## STATED PROBLEM:
Pick out every line below that contains the string "tick" and copy each one in full. Case counts.

## PROVIDED RECORDS:
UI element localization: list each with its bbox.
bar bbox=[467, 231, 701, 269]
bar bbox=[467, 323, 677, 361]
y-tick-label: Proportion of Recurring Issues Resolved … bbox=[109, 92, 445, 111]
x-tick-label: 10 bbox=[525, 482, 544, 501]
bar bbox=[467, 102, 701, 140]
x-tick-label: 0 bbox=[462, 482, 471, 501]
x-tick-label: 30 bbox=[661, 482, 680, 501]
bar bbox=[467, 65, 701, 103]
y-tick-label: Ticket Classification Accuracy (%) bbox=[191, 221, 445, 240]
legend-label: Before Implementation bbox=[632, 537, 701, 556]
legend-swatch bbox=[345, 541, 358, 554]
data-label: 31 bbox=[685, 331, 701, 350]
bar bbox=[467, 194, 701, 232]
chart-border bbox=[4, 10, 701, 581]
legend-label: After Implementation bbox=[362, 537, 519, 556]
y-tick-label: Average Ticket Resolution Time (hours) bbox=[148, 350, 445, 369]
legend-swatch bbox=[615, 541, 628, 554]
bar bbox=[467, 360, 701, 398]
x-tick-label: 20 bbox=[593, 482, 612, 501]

## WRITTEN REPLY:
y-tick-label: Proportion of Recurring Issues Resolved … bbox=[109, 92, 445, 111]
x-tick-label: 10 bbox=[525, 482, 544, 501]
x-tick-label: 0 bbox=[462, 482, 471, 501]
x-tick-label: 30 bbox=[661, 482, 680, 501]
y-tick-label: Ticket Classification Accuracy (%) bbox=[191, 221, 445, 240]
y-tick-label: Average Ticket Resolution Time (hours) bbox=[148, 350, 445, 369]
x-tick-label: 20 bbox=[593, 482, 612, 501]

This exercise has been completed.